* _Dataset records_
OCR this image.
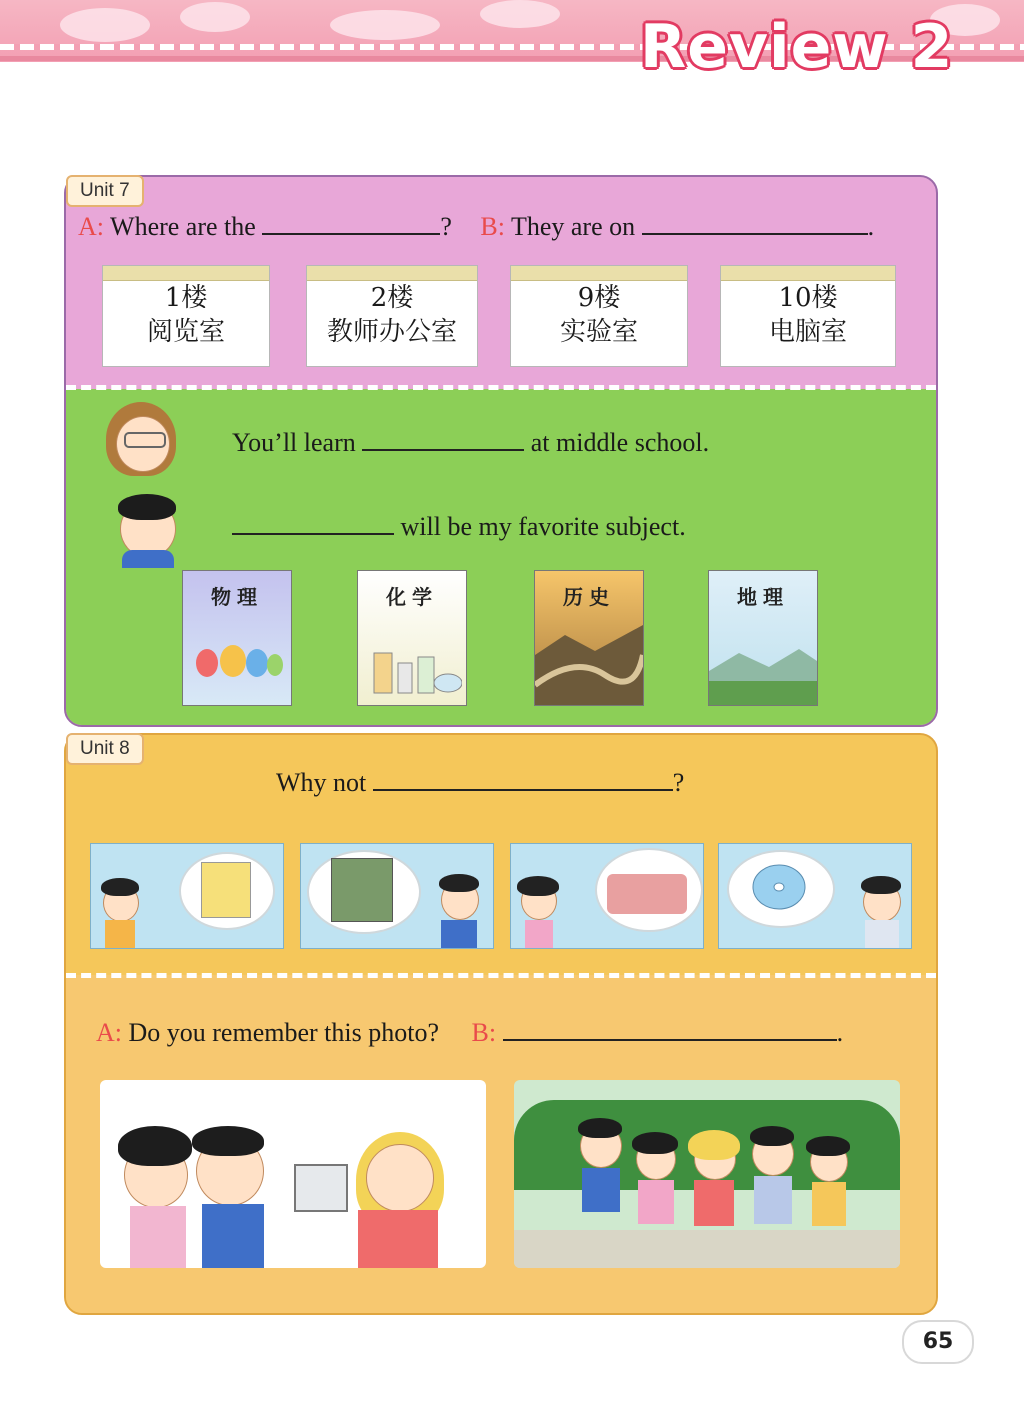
Review 2
Unit 7
A: Where are the	? B: They are on	.
1楼
阅览室
2楼
教师办公室
9楼
实验室
10楼
电脑室
You’ll learn	at middle school.
will be my favorite subject.
物理	化学	历史	地理
Unit 8
Why not	?
A: Do you remember this photo? B:	.
65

* _Written problem_
Print every entry above again without changing a word, and omit the pictures.

* _The response_
OCR this image.
Review 2
Unit 7
A: Where are the	? B: They are on	.
1楼
阅览室
2楼
教师办公室
9楼
实验室
10楼
电脑室
You’ll learn	at middle school.
will be my favorite subject.
物理	化学	历史	地理
Unit 8
Why not	?
A: Do you remember this photo? B:	.
65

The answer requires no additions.